What to work on
Output the records. Match them exactly.

(Saved entries)
● ● ● ●
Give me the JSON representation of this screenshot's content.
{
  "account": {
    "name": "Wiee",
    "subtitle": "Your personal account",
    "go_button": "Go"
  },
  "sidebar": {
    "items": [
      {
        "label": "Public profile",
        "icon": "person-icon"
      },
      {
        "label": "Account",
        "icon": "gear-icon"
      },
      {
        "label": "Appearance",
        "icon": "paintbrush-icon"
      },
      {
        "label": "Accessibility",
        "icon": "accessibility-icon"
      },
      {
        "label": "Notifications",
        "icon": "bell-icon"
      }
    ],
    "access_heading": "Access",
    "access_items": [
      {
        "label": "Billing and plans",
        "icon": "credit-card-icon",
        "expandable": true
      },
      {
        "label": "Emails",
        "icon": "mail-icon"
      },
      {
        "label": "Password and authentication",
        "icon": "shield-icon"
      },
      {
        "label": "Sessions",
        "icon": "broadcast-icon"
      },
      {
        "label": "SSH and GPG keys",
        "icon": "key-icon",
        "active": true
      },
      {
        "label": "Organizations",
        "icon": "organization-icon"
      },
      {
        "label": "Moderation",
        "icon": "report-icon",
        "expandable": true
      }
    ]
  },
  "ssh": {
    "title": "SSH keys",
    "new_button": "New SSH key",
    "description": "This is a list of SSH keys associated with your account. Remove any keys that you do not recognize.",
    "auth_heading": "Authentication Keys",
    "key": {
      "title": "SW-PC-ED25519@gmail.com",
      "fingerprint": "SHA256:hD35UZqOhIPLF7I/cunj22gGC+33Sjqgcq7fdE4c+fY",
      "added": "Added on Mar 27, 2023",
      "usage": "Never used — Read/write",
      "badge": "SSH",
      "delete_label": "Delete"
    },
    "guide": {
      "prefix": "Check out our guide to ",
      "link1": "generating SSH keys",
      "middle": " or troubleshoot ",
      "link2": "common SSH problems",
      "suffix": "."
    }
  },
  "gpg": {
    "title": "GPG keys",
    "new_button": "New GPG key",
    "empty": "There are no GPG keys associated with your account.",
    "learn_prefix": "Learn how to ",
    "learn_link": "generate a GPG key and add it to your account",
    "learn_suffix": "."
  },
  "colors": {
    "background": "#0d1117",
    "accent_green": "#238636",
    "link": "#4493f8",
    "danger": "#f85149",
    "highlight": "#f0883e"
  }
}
● ● ● ●
Result for this exercise
Give me the JSON representation of this screenshot's content.
{
  "account": {
    "name": "Wiee",
    "subtitle": "Your personal account",
    "go_button": "Go"
  },
  "sidebar": {
    "items": [
      {
        "label": "Public profile",
        "icon": "person-icon"
      },
      {
        "label": "Account",
        "icon": "gear-icon"
      },
      {
        "label": "Appearance",
        "icon": "paintbrush-icon"
      },
      {
        "label": "Accessibility",
        "icon": "accessibility-icon"
      },
      {
        "label": "Notifications",
        "icon": "bell-icon"
      }
    ],
    "access_heading": "Access",
    "access_items": [
      {
        "label": "Billing and plans",
        "icon": "credit-card-icon",
        "expandable": true
      },
      {
        "label": "Emails",
        "icon": "mail-icon"
      },
      {
        "label": "Password and authentication",
        "icon": "shield-icon"
      },
      {
        "label": "Sessions",
        "icon": "broadcast-icon"
      },
      {
        "label": "SSH and GPG keys",
        "icon": "key-icon",
        "active": true
      },
      {
        "label": "Organizations",
        "icon": "organization-icon"
      },
      {
        "label": "Moderation",
        "icon": "report-icon",
        "expandable": true
      }
    ]
  },
  "ssh": {
    "title": "SSH keys",
    "new_button": "New SSH key",
    "description": "This is a list of SSH keys associated with your account. Remove any keys that you do not recognize.",
    "auth_heading": "Authentication Keys",
    "key": {
      "title": "SW-PC-ED25519@gmail.com",
      "fingerprint": "SHA256:hD35UZqOhIPLF7I/cunj22gGC+33Sjqgcq7fdE4c+fY",
      "added": "Added on Mar 27, 2023",
      "usage": "Never used — Read/write",
      "badge": "SSH",
      "delete_label": "Delete"
    },
    "guide": {
      "prefix": "Check out our guide to ",
      "link1": "generating SSH keys",
      "middle": " or troubleshoot ",
      "link2": "common SSH problems",
      "suffix": "."
    }
  },
  "gpg": {
    "title": "GPG keys",
    "new_button": "New GPG key",
    "empty": "There are no GPG keys associated with your account.",
    "learn_prefix": "Learn how to ",
    "learn_link": "generate a GPG key and add it to your account",
    "learn_suffix": "."
  },
  "colors": {
    "background": "#0d1117",
    "accent_green": "#238636",
    "link": "#4493f8",
    "danger": "#f85149",
    "highlight": "#f0883e"
  }
}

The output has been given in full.